[Items from a dataset]
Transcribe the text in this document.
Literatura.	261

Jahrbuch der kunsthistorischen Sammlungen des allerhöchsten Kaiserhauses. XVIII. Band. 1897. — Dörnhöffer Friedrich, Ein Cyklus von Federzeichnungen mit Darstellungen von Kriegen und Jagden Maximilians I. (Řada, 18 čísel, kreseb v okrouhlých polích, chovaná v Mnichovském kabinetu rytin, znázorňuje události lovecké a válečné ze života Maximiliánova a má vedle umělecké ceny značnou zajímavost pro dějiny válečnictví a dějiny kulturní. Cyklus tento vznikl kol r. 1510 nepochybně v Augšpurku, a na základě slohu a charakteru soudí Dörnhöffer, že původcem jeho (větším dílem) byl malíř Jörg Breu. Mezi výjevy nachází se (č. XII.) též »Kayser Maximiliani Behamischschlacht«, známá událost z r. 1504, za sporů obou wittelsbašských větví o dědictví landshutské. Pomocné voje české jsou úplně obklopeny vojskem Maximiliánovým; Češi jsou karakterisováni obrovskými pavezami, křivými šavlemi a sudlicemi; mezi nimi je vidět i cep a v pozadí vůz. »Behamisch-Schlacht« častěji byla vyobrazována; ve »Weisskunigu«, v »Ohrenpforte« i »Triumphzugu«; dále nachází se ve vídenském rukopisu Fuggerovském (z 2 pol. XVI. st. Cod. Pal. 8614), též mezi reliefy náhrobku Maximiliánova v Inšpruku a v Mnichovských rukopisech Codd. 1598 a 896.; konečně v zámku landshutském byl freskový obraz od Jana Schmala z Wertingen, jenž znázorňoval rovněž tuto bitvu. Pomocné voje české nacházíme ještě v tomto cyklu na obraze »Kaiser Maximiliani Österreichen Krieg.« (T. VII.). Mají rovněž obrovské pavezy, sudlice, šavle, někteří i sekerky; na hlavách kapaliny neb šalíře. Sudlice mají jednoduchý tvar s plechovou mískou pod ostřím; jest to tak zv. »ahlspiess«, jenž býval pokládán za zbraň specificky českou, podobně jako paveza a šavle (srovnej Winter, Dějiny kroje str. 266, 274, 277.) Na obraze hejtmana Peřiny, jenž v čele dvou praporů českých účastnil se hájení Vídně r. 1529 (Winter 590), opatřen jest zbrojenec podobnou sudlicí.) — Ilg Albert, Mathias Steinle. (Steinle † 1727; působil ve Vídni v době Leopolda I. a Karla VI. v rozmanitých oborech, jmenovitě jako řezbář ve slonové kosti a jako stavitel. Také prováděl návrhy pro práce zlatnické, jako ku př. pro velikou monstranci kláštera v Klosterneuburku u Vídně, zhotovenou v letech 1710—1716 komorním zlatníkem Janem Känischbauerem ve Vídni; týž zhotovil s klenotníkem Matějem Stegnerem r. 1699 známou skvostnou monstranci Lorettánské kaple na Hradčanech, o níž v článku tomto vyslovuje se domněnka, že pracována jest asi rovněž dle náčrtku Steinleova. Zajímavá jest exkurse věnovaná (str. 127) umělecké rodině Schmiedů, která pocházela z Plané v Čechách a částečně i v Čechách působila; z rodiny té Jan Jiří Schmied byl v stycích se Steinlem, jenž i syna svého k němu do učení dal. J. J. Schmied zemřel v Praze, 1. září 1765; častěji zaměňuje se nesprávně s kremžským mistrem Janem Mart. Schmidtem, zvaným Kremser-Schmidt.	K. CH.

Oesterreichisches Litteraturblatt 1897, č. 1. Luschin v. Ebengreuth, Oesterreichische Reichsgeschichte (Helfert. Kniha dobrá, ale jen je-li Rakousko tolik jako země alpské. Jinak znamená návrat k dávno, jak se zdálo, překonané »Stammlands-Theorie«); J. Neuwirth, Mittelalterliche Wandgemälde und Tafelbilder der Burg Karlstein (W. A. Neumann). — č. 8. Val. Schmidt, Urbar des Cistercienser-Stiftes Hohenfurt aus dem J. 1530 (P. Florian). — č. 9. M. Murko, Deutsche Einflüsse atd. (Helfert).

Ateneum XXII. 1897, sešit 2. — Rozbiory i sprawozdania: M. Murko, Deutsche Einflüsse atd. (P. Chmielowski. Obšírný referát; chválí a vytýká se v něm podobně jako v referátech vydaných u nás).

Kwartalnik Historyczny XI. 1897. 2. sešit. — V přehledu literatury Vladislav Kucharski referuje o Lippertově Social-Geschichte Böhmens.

Work required =>
Type out the entries again, word for word.

Response to this exercise =>
Transcribe the text in this document.
Literatura.	261

Jahrbuch der kunsthistorischen Sammlungen des allerhöchsten Kaiserhauses. XVIII. Band. 1897. — Dörnhöffer Friedrich, Ein Cyklus von Federzeichnungen mit Darstellungen von Kriegen und Jagden Maximilians I. (Řada, 18 čísel, kreseb v okrouhlých polích, chovaná v Mnichovském kabinetu rytin, znázorňuje události lovecké a válečné ze života Maximiliánova a má vedle umělecké ceny značnou zajímavost pro dějiny válečnictví a dějiny kulturní. Cyklus tento vznikl kol r. 1510 nepochybně v Augšpurku, a na základě slohu a charakteru soudí Dörnhöffer, že původcem jeho (větším dílem) byl malíř Jörg Breu. Mezi výjevy nachází se (č. XII.) též »Kayser Maximiliani Behamischschlacht«, známá událost z r. 1504, za sporů obou wittelsbašských větví o dědictví landshutské. Pomocné voje české jsou úplně obklopeny vojskem Maximiliánovým; Češi jsou karakterisováni obrovskými pavezami, křivými šavlemi a sudlicemi; mezi nimi je vidět i cep a v pozadí vůz. »Behamisch-Schlacht« častěji byla vyobrazována; ve »Weisskunigu«, v »Ohrenpforte« i »Triumphzugu«; dále nachází se ve vídenském rukopisu Fuggerovském (z 2 pol. XVI. st. Cod. Pal. 8614), též mezi reliefy náhrobku Maximiliánova v Inšpruku a v Mnichovských rukopisech Codd. 1598 a 896.; konečně v zámku landshutském byl freskový obraz od Jana Schmala z Wertingen, jenž znázorňoval rovněž tuto bitvu. Pomocné voje české nacházíme ještě v tomto cyklu na obraze »Kaiser Maximiliani Österreichen Krieg.« (T. VII.). Mají rovněž obrovské pavezy, sudlice, šavle, někteří i sekerky; na hlavách kapaliny neb šalíře. Sudlice mají jednoduchý tvar s plechovou mískou pod ostřím; jest to tak zv. »ahlspiess«, jenž býval pokládán za zbraň specificky českou, podobně jako paveza a šavle (srovnej Winter, Dějiny kroje str. 266, 274, 277.) Na obraze hejtmana Peřiny, jenž v čele dvou praporů českých účastnil se hájení Vídně r. 1529 (Winter 590), opatřen jest zbrojenec podobnou sudlicí.) — Ilg Albert, Mathias Steinle. (Steinle † 1727; působil ve Vídni v době Leopolda I. a Karla VI. v rozmanitých oborech, jmenovitě jako řezbář ve slonové kosti a jako stavitel. Také prováděl návrhy pro práce zlatnické, jako ku př. pro velikou monstranci kláštera v Klosterneuburku u Vídně, zhotovenou v letech 1710—1716 komorním zlatníkem Janem Känischbauerem ve Vídni; týž zhotovil s klenotníkem Matějem Stegnerem r. 1699 známou skvostnou monstranci Lorettánské kaple na Hradčanech, o níž v článku tomto vyslovuje se domněnka, že pracována jest asi rovněž dle náčrtku Steinleova. Zajímavá jest exkurse věnovaná (str. 127) umělecké rodině Schmiedů, která pocházela z Plané v Čechách a částečně i v Čechách působila; z rodiny té Jan Jiří Schmied byl v stycích se Steinlem, jenž i syna svého k němu do učení dal. J. J. Schmied zemřel v Praze, 1. září 1765; častěji zaměňuje se nesprávně s kremžským mistrem Janem Mart. Schmidtem, zvaným Kremser-Schmidt.	K. CH.

Oesterreichisches Litteraturblatt 1897, č. 1. Luschin v. Ebengreuth, Oesterreichische Reichsgeschichte (Helfert. Kniha dobrá, ale jen je-li Rakousko tolik jako země alpské. Jinak znamená návrat k dávno, jak se zdálo, překonané »Stammlands-Theorie«); J. Neuwirth, Mittelalterliche Wandgemälde und Tafelbilder der Burg Karlstein (W. A. Neumann). — č. 8. Val. Schmidt, Urbar des Cistercienser-Stiftes Hohenfurt aus dem J. 1530 (P. Florian). — č. 9. M. Murko, Deutsche Einflüsse atd. (Helfert).

Ateneum XXII. 1897, sešit 2. — Rozbiory i sprawozdania: M. Murko, Deutsche Einflüsse atd. (P. Chmielowski. Obšírný referát; chválí a vytýká se v něm podobně jako v referátech vydaných u nás).

Kwartalnik Historyczny XI. 1897. 2. sešit. — V přehledu literatury Vladislav Kucharski referuje o Lippertově Social-Geschichte Böhmens.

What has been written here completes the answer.